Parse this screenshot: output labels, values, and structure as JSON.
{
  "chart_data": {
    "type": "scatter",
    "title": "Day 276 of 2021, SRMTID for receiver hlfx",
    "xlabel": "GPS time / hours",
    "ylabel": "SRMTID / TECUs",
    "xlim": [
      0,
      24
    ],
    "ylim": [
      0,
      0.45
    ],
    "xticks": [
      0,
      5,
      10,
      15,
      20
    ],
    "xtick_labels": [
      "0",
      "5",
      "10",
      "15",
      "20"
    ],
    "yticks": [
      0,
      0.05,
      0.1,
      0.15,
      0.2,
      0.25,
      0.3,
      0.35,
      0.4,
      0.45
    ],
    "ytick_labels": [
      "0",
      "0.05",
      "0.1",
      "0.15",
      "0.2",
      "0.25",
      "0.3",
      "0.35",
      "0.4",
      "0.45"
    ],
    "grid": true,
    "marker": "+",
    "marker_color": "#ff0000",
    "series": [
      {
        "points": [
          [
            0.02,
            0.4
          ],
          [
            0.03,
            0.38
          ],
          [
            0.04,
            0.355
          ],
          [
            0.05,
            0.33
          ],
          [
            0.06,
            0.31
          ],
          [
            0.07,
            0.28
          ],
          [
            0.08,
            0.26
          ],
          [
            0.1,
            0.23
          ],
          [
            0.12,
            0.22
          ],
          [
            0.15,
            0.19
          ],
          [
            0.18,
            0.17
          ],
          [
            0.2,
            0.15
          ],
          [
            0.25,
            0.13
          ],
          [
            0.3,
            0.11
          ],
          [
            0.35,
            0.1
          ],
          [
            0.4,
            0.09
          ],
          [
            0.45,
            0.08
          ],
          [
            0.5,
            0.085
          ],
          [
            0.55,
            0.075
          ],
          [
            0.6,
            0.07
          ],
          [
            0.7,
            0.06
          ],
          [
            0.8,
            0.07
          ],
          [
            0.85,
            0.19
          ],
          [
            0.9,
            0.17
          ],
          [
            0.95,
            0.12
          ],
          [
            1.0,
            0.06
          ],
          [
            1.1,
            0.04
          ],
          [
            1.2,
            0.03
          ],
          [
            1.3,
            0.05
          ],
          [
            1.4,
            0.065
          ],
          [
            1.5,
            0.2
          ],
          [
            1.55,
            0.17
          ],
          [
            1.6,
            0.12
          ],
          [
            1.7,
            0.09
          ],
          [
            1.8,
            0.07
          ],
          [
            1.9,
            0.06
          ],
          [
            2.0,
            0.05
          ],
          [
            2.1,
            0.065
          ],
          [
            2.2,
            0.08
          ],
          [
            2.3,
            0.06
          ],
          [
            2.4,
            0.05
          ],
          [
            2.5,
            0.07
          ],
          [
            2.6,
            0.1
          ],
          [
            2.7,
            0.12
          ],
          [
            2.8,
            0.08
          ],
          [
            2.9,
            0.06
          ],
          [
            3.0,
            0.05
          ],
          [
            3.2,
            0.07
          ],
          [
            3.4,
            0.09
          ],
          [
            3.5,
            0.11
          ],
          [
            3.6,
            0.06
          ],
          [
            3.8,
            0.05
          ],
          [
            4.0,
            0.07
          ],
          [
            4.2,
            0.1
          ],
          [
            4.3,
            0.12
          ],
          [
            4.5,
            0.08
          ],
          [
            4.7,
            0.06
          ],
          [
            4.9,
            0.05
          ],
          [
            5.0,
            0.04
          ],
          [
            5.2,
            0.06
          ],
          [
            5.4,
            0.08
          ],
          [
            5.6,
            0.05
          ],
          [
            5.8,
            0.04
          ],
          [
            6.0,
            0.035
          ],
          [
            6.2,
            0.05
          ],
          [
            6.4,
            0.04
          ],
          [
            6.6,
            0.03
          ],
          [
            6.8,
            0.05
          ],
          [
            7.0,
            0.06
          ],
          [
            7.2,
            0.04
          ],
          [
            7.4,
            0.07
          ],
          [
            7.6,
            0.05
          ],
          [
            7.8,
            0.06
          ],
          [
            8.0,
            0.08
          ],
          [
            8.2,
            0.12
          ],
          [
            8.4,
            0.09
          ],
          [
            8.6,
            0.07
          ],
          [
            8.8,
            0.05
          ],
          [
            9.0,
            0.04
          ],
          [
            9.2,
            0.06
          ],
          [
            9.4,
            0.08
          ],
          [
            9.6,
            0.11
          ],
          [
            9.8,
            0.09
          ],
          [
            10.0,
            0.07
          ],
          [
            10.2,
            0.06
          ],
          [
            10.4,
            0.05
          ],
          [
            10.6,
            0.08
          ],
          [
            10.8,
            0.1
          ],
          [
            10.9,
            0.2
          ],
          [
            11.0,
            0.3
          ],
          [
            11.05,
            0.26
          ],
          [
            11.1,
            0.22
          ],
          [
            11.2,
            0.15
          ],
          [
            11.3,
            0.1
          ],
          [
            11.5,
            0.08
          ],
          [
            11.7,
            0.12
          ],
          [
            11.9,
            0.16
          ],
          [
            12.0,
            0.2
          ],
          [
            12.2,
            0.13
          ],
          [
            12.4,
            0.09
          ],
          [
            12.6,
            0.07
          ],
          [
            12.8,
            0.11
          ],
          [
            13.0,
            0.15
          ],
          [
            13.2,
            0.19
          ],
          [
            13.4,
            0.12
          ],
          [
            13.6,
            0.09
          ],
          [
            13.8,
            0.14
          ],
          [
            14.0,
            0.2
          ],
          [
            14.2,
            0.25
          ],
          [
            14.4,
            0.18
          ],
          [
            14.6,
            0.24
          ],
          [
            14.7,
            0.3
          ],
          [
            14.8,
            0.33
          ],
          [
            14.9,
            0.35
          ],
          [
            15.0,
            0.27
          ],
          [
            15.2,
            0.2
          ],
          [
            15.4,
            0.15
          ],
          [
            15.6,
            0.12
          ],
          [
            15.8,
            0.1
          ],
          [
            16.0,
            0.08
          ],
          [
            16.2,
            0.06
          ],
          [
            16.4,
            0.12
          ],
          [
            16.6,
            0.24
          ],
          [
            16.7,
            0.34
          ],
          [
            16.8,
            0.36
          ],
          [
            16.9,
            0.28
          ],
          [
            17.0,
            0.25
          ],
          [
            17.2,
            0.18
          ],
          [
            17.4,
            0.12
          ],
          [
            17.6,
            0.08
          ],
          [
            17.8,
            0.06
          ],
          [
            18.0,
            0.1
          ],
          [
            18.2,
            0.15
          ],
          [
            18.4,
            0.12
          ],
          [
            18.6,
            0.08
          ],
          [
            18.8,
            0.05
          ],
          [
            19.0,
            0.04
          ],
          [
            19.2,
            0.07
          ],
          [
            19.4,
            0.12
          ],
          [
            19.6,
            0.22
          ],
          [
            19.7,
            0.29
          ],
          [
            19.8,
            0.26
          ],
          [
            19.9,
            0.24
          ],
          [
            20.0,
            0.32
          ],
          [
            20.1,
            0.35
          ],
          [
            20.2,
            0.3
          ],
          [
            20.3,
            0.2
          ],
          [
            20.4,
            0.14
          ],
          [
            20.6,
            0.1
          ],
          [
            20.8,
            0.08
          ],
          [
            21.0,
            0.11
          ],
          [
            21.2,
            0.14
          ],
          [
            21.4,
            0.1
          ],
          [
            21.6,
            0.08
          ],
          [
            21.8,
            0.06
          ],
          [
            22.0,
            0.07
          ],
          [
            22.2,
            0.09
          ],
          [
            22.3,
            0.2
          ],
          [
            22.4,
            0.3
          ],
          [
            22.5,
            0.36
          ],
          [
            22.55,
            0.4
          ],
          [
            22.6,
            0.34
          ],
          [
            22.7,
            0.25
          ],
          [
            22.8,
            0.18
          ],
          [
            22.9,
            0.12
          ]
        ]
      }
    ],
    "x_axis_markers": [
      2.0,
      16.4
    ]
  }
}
• • •
» **Instruction**
Find all lines where the word "SRMTID" appears. Copy them.

» **Full response**
    "title": "Day 276 of 2021, SRMTID for receiver hlfx",
    "ylabel": "SRMTID / TECUs",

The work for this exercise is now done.